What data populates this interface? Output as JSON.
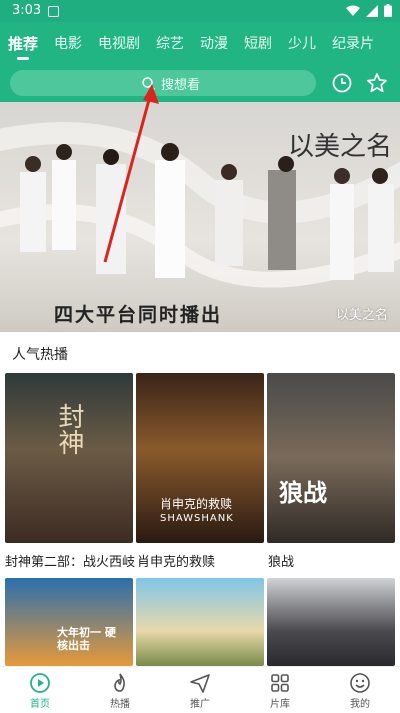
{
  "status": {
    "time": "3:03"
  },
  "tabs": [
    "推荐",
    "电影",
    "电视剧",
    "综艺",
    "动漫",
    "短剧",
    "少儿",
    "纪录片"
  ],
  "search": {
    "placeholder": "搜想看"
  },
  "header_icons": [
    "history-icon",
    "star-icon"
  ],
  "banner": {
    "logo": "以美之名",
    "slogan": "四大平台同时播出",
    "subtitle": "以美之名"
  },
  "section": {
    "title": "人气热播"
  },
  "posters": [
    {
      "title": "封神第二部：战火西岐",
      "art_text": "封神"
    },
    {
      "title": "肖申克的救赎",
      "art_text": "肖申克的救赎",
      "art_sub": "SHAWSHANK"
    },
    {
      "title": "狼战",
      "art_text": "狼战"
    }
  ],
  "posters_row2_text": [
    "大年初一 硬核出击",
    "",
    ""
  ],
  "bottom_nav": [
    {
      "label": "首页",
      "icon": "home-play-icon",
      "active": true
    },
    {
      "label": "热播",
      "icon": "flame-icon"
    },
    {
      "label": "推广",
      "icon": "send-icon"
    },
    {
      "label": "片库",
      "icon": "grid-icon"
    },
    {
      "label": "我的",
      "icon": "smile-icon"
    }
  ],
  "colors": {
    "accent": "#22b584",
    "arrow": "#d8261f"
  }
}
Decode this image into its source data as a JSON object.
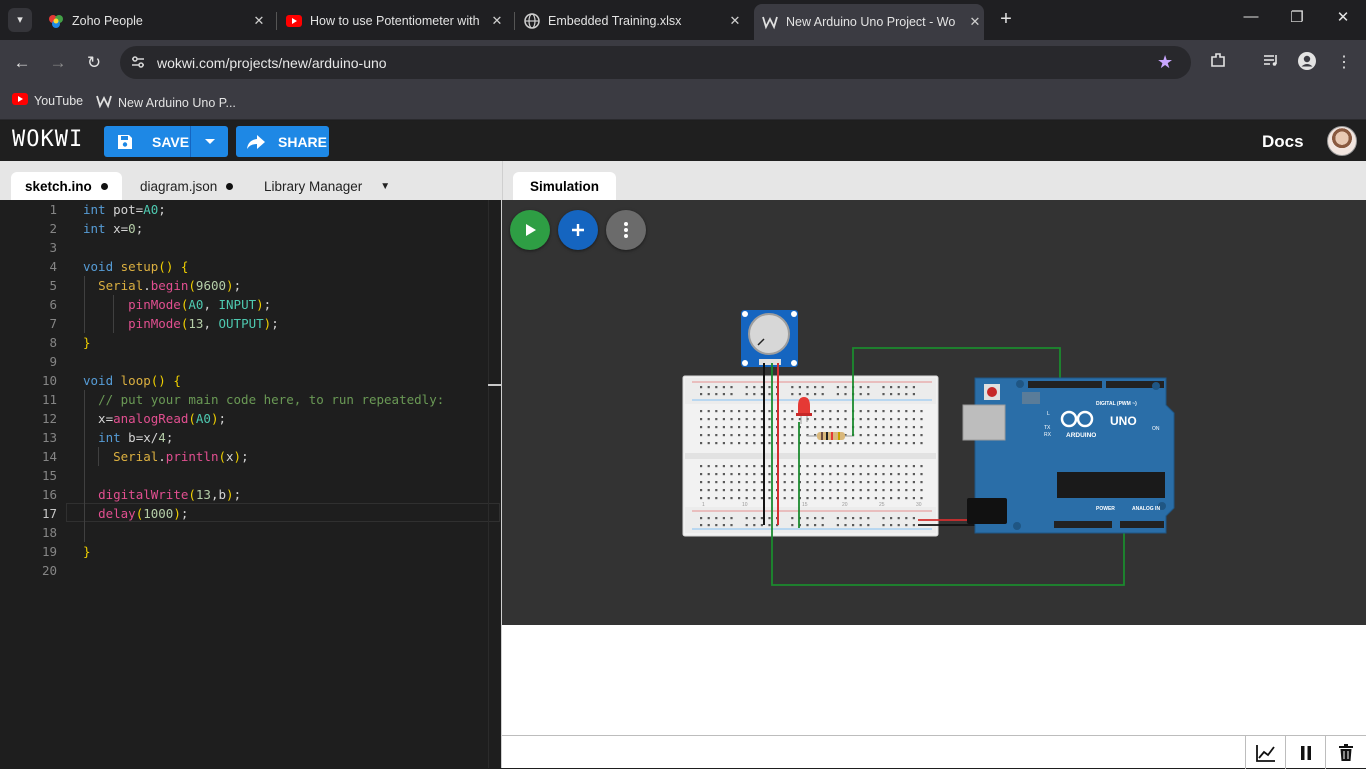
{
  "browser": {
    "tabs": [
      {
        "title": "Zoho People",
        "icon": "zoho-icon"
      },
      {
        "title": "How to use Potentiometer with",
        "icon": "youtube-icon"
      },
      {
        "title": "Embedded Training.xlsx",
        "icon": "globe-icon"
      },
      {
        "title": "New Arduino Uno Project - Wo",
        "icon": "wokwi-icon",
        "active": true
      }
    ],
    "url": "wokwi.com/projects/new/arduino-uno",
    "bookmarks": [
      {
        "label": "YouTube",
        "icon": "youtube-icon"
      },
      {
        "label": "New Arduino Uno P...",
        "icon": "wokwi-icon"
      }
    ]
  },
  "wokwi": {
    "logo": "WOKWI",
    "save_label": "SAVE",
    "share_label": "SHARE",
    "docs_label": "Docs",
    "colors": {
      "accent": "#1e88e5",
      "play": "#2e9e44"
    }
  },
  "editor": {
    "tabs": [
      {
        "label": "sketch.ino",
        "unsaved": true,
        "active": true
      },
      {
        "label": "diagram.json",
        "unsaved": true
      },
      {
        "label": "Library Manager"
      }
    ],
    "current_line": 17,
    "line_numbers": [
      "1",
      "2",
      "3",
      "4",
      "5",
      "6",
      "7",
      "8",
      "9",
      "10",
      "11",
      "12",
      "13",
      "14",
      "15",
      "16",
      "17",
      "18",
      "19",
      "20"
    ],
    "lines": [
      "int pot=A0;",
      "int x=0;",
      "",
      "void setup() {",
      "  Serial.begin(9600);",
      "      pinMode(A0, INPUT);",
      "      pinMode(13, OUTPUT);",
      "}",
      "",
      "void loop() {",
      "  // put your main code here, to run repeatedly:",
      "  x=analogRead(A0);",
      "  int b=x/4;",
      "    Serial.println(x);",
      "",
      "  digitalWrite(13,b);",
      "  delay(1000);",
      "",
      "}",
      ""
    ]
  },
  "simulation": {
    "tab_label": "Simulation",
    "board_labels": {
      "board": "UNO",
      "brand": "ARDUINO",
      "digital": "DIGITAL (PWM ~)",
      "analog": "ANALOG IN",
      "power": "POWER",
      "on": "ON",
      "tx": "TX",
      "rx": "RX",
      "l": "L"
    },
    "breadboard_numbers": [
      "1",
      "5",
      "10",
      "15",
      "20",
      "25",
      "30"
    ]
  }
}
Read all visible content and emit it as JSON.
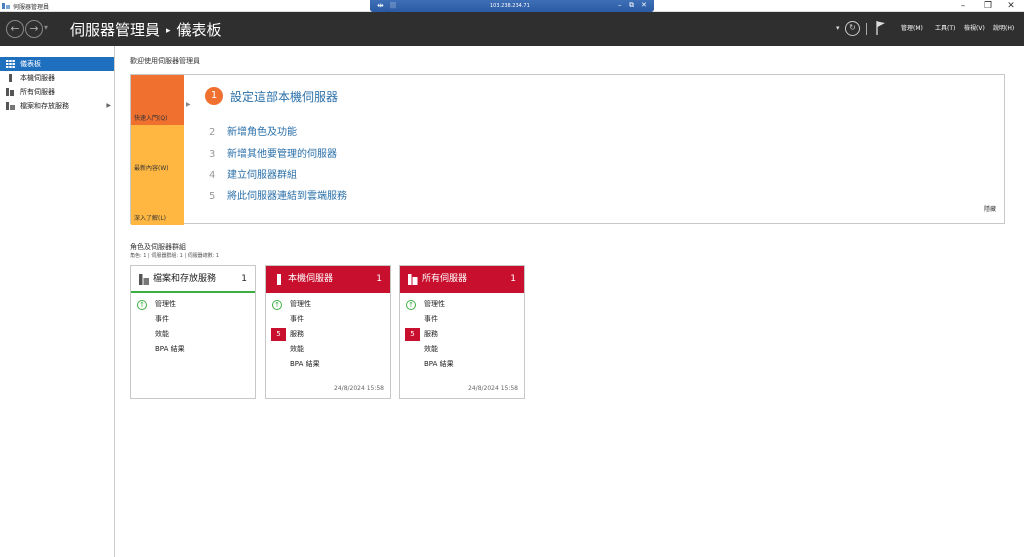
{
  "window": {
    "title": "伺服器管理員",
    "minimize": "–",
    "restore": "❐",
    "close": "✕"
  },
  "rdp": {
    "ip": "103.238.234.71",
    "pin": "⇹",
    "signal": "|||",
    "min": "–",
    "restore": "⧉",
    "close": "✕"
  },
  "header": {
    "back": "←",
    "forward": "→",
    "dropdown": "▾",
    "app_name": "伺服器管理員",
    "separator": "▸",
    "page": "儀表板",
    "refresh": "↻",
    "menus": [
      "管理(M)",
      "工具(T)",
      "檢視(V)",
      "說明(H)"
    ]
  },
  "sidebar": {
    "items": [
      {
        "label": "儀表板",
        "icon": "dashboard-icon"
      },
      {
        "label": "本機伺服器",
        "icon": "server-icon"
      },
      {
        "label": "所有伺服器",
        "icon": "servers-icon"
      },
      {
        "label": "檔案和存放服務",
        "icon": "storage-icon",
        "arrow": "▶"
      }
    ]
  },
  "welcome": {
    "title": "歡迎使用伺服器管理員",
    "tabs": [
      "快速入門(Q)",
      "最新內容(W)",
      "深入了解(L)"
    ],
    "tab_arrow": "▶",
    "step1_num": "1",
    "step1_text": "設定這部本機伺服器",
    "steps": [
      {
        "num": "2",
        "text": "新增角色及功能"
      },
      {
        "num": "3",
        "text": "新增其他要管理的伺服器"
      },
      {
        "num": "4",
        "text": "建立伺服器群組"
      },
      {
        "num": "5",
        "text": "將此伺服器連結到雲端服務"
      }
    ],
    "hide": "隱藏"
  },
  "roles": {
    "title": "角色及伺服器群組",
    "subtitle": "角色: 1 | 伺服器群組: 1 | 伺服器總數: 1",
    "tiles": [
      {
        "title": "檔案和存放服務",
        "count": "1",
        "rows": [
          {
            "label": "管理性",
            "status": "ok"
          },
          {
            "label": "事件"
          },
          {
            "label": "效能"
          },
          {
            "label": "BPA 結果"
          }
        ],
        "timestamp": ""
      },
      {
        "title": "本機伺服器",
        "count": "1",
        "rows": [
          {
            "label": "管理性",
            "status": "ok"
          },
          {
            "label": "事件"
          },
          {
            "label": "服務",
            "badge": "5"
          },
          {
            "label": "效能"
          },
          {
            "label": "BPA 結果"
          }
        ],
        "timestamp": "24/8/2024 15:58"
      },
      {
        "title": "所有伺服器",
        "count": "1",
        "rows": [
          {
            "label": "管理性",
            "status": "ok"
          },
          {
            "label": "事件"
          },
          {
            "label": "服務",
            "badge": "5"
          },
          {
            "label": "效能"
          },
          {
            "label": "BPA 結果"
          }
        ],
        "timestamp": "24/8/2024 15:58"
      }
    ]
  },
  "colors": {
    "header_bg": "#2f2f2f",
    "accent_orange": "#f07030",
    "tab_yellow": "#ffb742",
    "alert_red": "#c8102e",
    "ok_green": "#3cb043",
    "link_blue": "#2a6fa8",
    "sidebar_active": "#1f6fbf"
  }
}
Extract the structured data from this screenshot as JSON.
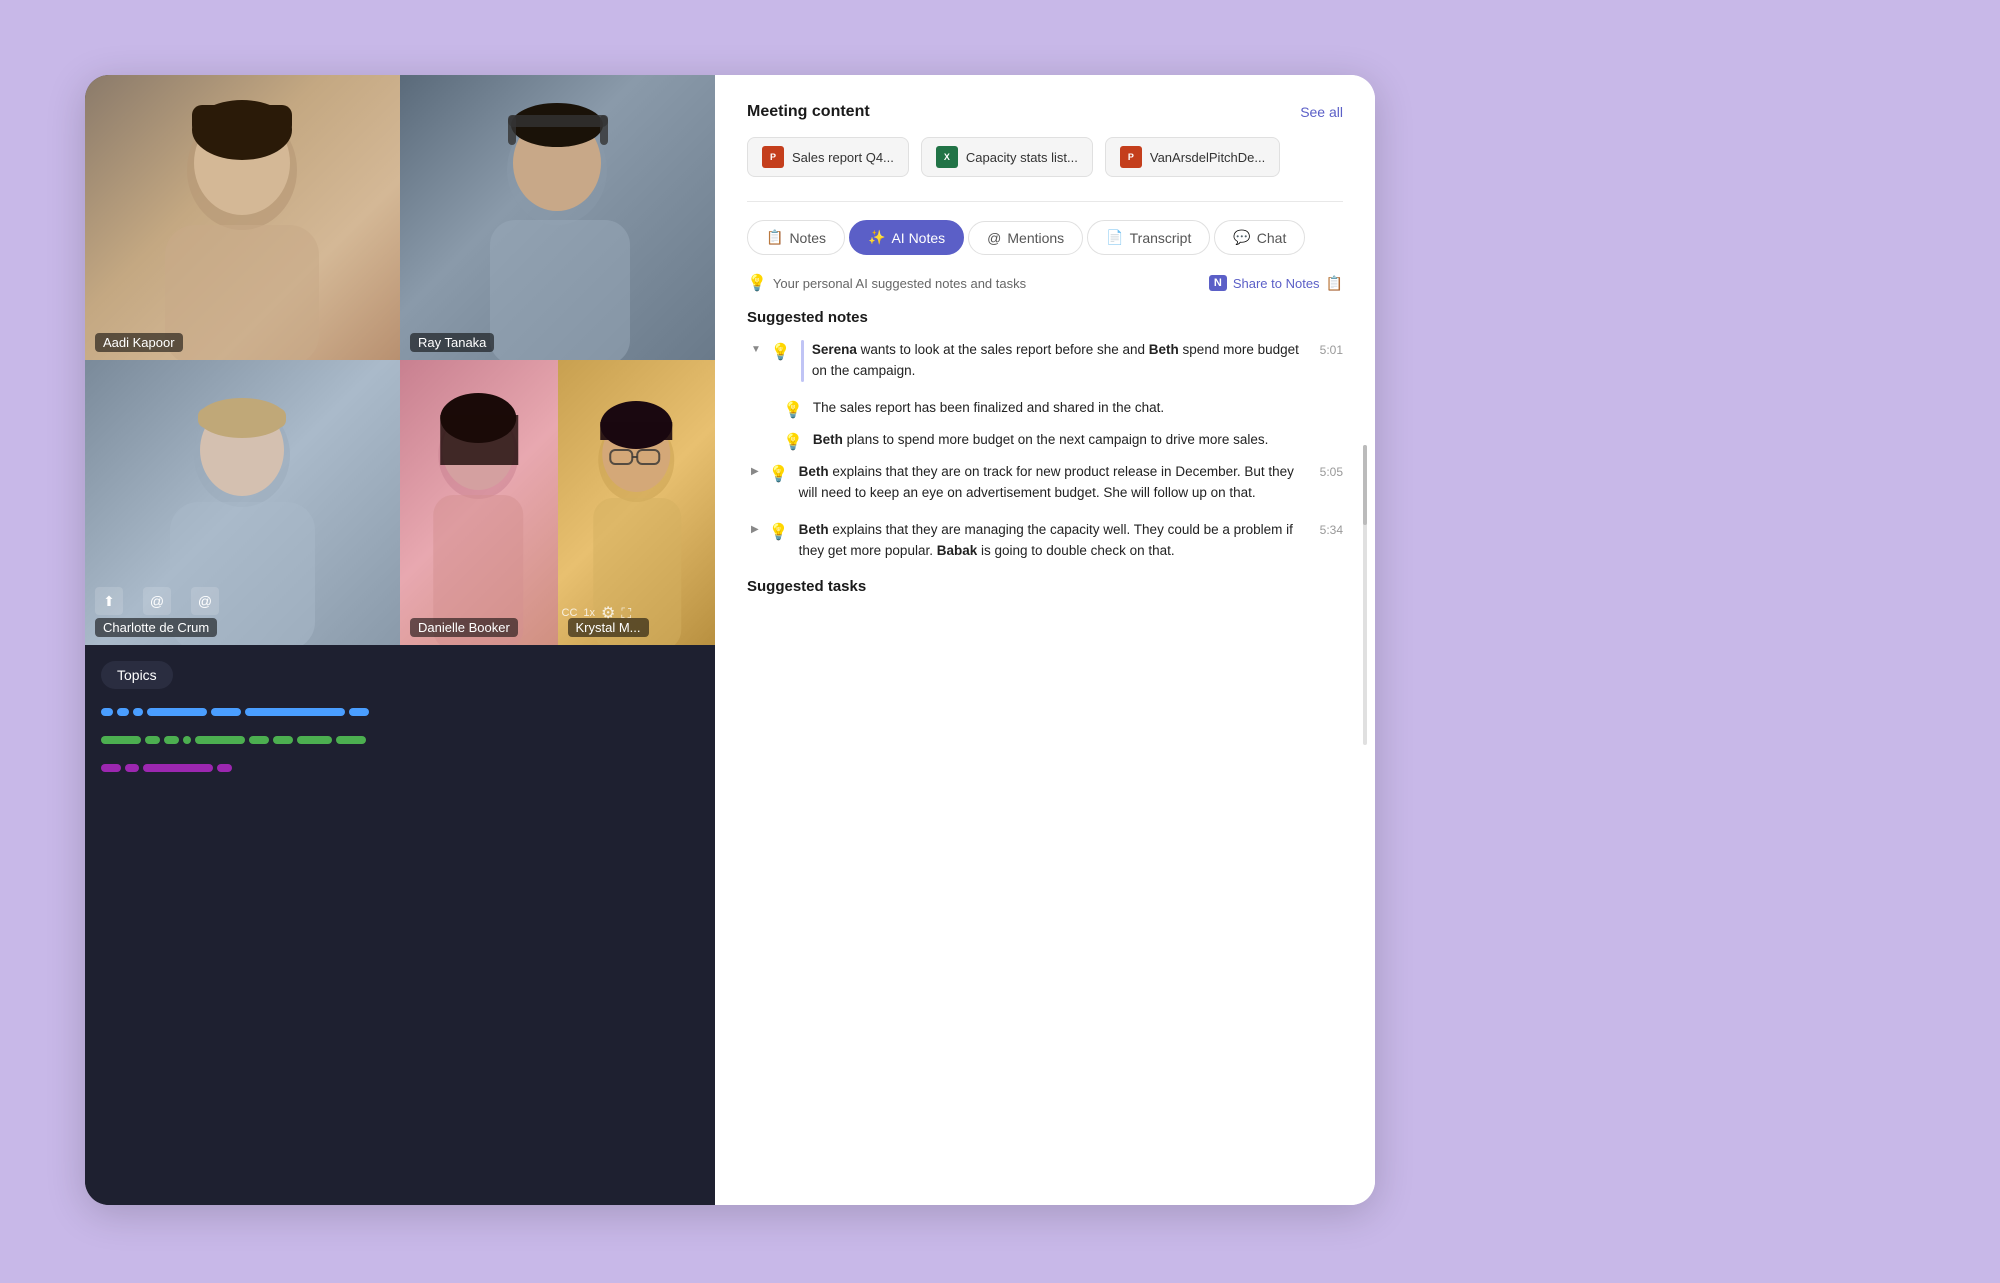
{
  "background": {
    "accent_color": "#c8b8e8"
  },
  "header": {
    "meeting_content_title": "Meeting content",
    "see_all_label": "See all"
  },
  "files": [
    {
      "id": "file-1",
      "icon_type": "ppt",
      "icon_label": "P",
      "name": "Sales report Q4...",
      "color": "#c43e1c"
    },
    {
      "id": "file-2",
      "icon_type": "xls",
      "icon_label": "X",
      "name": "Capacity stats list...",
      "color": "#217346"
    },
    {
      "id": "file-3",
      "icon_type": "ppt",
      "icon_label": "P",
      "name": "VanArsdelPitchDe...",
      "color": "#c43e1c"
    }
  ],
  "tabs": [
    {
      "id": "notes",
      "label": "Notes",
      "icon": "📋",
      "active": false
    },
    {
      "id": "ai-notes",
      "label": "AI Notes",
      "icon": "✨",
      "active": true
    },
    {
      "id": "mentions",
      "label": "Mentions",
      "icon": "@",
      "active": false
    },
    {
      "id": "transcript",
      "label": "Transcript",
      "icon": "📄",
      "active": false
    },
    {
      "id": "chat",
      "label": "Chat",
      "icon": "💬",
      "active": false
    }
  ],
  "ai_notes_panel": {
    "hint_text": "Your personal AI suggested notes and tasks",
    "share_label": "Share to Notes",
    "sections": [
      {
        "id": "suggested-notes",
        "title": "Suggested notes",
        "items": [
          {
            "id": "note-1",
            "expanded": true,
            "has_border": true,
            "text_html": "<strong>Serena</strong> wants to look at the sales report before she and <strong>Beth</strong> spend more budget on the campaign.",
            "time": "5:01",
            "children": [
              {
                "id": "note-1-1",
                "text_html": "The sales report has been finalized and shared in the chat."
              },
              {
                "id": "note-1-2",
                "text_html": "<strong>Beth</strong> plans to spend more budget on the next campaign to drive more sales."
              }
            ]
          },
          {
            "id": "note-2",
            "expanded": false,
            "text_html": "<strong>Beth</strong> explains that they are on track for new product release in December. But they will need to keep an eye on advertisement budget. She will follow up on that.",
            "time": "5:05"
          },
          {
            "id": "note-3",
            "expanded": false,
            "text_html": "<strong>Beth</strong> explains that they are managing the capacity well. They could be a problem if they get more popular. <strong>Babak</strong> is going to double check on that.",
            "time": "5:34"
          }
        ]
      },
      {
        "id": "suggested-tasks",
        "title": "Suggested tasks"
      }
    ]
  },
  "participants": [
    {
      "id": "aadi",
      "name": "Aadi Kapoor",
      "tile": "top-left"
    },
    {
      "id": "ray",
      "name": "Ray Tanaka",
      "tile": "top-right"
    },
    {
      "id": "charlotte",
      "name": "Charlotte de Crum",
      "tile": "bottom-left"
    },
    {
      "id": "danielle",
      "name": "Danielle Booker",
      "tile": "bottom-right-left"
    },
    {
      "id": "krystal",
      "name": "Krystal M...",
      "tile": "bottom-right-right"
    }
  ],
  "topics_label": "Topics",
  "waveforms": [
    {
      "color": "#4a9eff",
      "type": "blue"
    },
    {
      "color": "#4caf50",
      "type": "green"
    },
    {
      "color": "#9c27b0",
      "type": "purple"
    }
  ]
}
————
- Given problem -
Only lines with "subtitle" are wanted here; list each of them.

- Answer -
    "subtitle": "以美之名"
    "subtitle": "角色: 1 | 伺服器群組: 1 | 伺服器總數: 1",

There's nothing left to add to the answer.